— BEGIN SUPPLIED MATERIAL —
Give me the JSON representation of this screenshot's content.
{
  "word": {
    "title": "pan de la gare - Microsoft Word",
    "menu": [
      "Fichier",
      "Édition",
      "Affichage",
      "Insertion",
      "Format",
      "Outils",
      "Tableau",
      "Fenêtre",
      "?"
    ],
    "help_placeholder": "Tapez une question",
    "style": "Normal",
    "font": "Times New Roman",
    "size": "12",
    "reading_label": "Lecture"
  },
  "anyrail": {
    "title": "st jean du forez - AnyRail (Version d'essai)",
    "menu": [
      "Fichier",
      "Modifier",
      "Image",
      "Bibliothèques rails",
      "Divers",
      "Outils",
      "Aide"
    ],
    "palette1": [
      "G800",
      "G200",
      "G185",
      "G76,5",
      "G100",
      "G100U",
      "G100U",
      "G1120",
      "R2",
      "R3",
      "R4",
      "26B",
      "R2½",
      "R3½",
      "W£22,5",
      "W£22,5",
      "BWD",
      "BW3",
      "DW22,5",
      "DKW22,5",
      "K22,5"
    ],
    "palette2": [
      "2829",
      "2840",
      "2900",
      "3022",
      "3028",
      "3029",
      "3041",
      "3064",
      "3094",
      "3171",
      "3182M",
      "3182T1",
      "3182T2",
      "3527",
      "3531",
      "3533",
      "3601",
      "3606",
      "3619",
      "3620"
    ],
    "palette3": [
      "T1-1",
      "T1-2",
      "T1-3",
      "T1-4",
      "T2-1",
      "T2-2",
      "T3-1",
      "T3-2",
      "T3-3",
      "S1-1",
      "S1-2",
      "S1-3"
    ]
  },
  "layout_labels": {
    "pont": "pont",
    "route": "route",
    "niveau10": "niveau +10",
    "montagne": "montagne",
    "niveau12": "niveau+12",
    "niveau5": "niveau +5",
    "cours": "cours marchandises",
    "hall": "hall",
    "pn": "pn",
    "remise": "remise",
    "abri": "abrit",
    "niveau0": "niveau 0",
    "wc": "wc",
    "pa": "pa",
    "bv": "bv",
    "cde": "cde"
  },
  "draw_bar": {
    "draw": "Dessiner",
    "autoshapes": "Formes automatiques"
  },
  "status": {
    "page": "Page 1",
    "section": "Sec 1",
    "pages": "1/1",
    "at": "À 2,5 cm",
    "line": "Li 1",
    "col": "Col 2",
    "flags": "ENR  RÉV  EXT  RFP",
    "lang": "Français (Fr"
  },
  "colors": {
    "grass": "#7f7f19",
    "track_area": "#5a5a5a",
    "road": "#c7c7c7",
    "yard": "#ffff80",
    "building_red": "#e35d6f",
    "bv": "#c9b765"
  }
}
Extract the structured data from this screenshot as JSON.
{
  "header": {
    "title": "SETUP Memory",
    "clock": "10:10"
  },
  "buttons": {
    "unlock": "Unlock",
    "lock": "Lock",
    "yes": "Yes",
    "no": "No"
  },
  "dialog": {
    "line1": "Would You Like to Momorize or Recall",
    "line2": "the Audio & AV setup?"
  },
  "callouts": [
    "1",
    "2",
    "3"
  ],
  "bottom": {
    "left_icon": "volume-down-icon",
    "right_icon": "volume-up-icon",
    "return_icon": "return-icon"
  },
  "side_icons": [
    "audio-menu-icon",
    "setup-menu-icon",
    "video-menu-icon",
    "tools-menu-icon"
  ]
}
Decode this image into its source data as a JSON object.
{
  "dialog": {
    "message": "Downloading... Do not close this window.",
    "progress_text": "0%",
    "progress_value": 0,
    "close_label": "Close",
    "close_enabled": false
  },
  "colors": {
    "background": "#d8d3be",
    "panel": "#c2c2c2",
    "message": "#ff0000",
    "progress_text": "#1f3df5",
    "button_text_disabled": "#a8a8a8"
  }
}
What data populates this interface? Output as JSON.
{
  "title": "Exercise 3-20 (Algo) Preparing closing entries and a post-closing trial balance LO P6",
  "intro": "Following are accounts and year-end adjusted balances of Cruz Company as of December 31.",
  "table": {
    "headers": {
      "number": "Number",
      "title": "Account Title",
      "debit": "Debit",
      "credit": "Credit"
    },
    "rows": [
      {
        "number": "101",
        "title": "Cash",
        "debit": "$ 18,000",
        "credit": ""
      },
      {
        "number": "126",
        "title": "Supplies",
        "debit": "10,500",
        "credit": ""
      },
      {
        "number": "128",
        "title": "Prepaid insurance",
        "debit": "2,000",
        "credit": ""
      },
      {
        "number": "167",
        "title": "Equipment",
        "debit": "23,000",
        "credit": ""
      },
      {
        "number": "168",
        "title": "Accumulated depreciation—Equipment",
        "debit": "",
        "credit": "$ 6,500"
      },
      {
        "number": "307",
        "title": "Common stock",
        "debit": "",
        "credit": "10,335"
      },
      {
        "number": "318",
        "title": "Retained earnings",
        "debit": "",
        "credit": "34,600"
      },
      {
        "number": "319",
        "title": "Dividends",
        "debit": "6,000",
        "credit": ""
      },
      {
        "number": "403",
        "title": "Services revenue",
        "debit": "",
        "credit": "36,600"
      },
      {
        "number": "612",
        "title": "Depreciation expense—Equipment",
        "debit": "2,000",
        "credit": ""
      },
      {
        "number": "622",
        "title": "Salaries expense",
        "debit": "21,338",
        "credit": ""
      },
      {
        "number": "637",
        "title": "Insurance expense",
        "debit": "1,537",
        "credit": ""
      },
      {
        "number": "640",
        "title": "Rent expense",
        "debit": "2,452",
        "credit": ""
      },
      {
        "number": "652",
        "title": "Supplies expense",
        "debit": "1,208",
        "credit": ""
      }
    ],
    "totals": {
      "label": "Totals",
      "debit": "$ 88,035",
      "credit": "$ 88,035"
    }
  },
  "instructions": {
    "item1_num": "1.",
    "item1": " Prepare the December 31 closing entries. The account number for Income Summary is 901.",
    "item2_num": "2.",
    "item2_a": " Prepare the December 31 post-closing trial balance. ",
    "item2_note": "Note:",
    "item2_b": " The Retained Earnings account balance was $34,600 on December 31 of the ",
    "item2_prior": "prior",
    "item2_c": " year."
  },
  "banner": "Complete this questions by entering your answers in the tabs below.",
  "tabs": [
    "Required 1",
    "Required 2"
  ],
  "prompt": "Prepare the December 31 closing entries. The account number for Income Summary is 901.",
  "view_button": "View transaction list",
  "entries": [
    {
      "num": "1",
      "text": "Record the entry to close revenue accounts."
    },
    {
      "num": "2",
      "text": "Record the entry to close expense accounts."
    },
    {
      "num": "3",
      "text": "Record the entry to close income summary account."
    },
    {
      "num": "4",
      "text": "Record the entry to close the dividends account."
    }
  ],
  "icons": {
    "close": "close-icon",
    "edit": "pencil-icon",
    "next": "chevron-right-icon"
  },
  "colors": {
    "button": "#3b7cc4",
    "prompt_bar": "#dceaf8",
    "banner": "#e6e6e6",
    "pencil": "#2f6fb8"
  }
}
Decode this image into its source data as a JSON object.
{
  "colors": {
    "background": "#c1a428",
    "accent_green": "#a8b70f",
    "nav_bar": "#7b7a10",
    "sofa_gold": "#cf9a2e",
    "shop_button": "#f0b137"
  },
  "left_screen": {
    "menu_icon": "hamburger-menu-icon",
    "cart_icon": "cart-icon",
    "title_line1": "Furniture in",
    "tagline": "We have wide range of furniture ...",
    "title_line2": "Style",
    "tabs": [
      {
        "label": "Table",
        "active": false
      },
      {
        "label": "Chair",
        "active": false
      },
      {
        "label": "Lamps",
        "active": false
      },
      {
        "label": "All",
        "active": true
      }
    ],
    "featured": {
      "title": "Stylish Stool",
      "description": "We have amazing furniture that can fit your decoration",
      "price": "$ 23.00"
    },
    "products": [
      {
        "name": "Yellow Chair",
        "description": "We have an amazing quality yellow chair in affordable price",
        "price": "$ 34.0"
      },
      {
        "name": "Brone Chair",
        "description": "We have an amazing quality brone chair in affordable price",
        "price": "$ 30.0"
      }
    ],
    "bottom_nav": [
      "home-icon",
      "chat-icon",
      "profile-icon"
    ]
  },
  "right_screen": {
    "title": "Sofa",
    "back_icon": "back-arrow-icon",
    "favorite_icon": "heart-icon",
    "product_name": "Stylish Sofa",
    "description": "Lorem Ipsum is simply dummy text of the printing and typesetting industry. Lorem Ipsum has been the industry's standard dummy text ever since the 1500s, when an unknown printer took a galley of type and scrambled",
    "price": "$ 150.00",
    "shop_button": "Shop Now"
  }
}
— END SUPPLIED MATERIAL —
Among the lines above, how many contain the string "background"? State the number alone.

SOLUTION BELOW –
2